* [What you need to do] Pull out every line containing the string "that".

Recorded data:
-.-.-
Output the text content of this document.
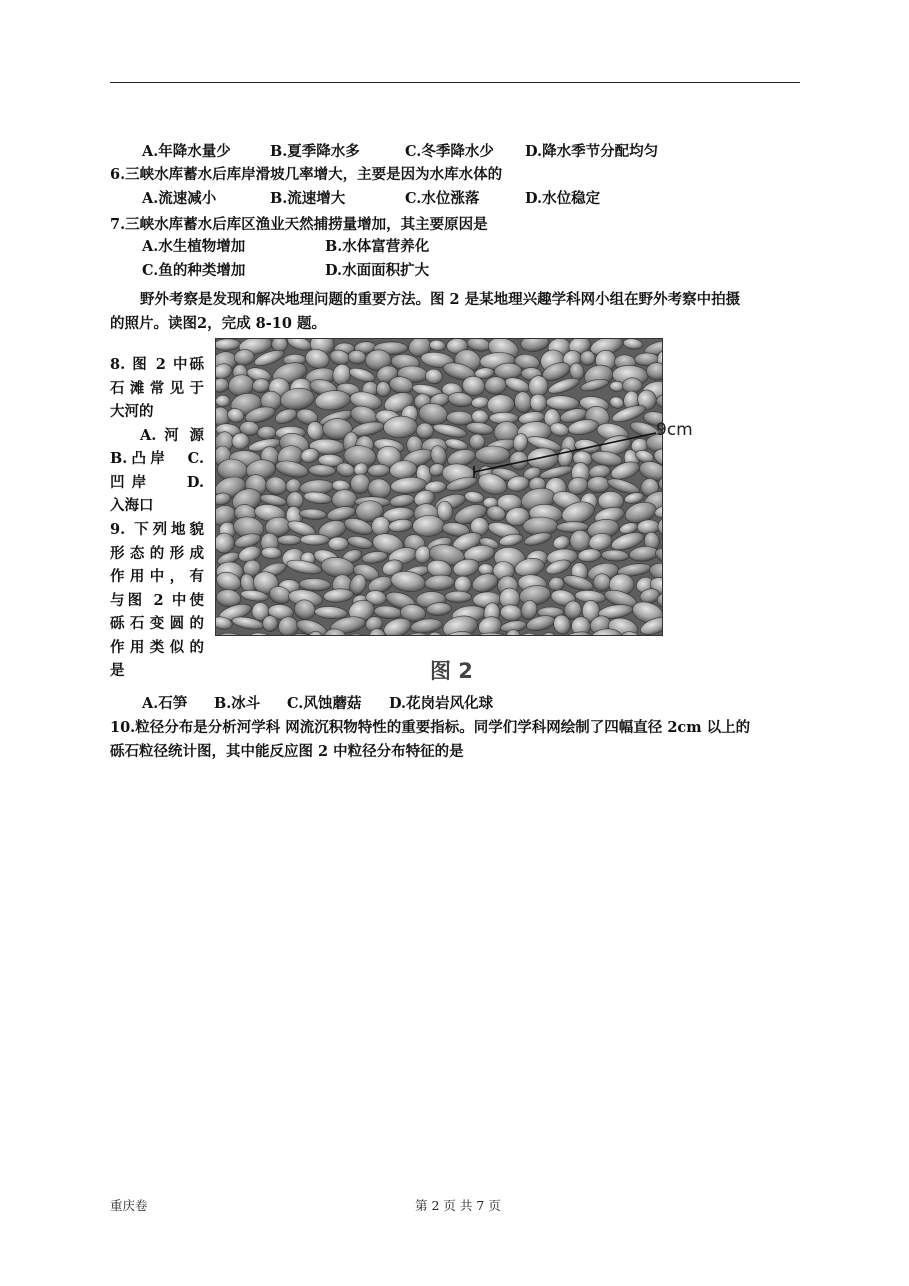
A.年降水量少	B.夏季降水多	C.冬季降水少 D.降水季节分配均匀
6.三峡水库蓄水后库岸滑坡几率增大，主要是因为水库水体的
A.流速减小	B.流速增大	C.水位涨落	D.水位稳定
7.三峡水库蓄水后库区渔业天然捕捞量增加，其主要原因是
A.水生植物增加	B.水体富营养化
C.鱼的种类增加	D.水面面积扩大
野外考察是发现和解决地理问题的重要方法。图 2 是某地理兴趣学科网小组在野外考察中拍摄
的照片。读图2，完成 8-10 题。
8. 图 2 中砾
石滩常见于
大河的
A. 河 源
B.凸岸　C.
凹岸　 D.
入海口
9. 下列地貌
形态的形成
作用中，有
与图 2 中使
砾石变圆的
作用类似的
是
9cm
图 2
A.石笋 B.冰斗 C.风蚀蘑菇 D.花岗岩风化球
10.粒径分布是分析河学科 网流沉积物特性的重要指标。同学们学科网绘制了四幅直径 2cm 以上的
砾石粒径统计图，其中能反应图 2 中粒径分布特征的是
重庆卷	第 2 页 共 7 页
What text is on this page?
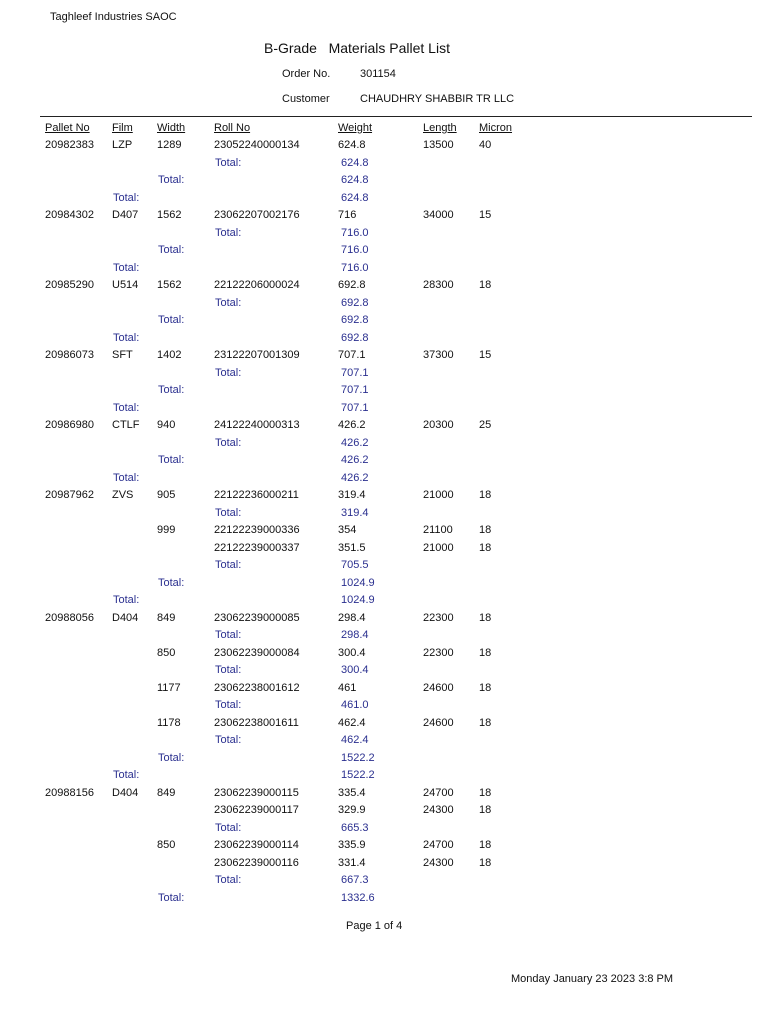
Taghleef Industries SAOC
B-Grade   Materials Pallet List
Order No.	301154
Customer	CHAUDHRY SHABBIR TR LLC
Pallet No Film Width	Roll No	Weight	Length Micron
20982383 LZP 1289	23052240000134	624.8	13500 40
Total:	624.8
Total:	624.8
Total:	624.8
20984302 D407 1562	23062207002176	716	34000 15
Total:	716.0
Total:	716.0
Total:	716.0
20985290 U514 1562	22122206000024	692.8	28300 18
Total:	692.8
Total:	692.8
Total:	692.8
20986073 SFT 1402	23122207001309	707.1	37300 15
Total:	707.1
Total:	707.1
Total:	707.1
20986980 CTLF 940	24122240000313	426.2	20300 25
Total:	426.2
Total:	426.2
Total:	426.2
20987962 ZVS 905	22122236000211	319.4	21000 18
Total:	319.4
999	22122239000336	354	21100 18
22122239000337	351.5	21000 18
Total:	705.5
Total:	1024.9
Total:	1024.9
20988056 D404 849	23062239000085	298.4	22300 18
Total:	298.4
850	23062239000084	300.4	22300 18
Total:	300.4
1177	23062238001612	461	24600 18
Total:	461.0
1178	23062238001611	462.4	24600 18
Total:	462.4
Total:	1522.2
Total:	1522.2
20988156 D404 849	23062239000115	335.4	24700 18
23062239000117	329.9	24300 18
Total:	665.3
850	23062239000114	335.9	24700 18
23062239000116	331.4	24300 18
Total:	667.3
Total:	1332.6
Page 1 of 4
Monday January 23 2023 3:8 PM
-.-.-
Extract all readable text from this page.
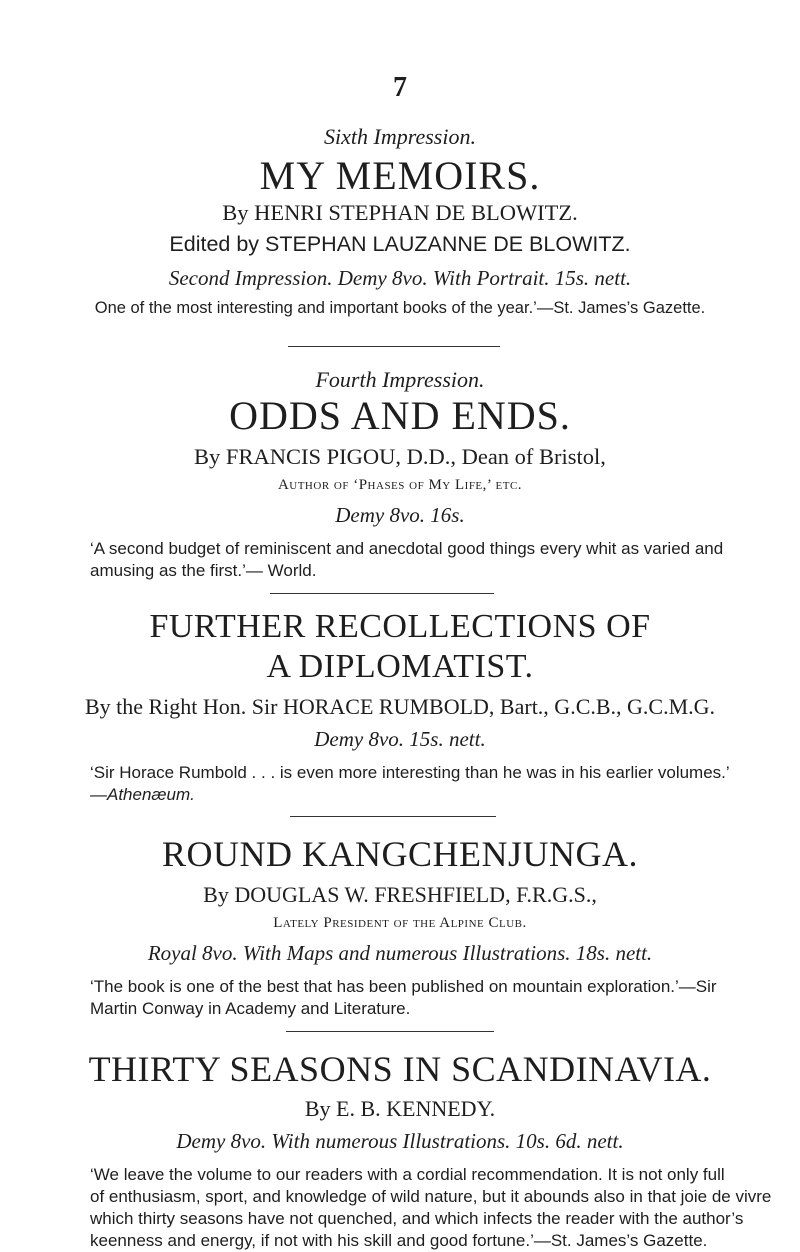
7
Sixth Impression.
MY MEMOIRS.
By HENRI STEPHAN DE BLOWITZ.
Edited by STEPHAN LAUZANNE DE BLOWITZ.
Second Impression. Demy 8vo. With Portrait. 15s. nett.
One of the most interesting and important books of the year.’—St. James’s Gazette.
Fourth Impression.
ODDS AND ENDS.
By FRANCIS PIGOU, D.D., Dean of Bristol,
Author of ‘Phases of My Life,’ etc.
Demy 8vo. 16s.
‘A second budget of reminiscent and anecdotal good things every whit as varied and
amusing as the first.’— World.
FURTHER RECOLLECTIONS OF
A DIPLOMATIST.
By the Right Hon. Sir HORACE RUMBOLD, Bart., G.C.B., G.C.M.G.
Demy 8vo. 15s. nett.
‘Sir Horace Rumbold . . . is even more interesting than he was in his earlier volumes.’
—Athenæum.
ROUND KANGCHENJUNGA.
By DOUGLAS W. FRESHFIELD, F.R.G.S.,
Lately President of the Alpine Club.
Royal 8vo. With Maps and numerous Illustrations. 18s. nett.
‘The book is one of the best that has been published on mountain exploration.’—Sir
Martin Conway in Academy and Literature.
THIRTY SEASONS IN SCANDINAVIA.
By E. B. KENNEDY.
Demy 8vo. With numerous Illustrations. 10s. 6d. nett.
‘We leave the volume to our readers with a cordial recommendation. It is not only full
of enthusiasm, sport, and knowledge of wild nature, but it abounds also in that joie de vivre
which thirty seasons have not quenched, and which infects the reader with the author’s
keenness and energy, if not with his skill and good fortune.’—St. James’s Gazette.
-.-.-
* [The solution]
‘The book is one of the best that has been published on mountain exploration.’—Sir
of enthusiasm, sport, and knowledge of wild nature, but it abounds also in that joie de vivre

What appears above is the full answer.